Items from a figure collection

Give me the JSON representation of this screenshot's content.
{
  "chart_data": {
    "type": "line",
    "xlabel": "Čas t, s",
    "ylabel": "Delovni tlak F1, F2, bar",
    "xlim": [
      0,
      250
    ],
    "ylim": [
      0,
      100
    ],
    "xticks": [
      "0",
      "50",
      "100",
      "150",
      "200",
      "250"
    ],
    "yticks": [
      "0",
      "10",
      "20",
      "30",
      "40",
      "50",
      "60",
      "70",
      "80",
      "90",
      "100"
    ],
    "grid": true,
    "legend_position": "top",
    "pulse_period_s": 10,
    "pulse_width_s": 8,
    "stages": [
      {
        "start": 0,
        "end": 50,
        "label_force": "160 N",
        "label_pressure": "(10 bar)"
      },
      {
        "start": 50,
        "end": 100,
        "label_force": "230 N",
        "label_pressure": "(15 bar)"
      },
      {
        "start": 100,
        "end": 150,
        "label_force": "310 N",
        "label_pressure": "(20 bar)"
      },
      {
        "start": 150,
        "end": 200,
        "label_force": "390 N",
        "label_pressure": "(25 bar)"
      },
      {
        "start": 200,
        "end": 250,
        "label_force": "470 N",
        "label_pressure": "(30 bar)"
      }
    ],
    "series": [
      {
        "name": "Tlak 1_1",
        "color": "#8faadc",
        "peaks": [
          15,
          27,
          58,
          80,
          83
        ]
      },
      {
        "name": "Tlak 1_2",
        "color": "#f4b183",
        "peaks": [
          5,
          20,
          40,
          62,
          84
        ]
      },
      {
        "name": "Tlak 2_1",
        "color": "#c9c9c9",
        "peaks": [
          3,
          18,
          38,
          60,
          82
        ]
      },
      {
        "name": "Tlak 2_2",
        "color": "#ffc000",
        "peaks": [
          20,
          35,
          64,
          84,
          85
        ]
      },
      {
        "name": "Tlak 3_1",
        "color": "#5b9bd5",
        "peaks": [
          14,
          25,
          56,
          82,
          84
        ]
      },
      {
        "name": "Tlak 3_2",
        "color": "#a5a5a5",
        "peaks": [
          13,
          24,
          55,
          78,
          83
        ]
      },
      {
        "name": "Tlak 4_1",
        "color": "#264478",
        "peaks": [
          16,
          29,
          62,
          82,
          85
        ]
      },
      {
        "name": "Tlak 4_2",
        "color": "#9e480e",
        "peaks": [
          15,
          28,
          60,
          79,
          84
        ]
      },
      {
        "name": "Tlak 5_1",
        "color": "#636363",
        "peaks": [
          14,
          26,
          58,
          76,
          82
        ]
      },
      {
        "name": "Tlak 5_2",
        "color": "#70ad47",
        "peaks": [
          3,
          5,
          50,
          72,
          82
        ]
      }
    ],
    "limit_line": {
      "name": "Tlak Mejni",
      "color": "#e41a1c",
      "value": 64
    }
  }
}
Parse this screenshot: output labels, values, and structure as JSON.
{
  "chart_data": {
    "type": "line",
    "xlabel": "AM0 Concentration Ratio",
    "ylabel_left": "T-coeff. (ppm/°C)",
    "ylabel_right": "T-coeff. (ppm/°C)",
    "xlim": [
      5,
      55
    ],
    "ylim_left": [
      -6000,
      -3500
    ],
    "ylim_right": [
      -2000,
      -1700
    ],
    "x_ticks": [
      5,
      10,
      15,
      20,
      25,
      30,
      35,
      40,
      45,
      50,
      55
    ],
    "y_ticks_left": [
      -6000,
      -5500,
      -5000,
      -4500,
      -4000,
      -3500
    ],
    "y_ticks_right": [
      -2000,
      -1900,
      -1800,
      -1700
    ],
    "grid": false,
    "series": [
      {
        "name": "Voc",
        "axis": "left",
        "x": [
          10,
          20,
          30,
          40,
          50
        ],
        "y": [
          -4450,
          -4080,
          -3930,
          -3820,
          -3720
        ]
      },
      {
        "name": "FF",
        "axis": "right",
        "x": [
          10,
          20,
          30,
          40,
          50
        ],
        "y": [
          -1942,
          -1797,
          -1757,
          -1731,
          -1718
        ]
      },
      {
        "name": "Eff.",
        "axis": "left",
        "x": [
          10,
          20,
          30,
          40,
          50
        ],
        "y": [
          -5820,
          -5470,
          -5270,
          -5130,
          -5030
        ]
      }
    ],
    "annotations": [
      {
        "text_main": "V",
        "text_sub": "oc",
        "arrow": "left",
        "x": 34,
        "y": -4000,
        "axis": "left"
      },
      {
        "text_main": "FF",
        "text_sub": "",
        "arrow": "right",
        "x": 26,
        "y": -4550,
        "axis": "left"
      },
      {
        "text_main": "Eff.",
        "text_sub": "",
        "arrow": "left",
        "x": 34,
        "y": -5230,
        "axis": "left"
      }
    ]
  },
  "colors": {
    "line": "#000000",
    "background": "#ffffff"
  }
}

**Set exercise:**
Go through the material and select each line with the string "screenshot" in it.

**Response to this exercise:**
Give me the JSON representation of this screenshot's content.
Parse this screenshot: output labels, values, and structure as JSON.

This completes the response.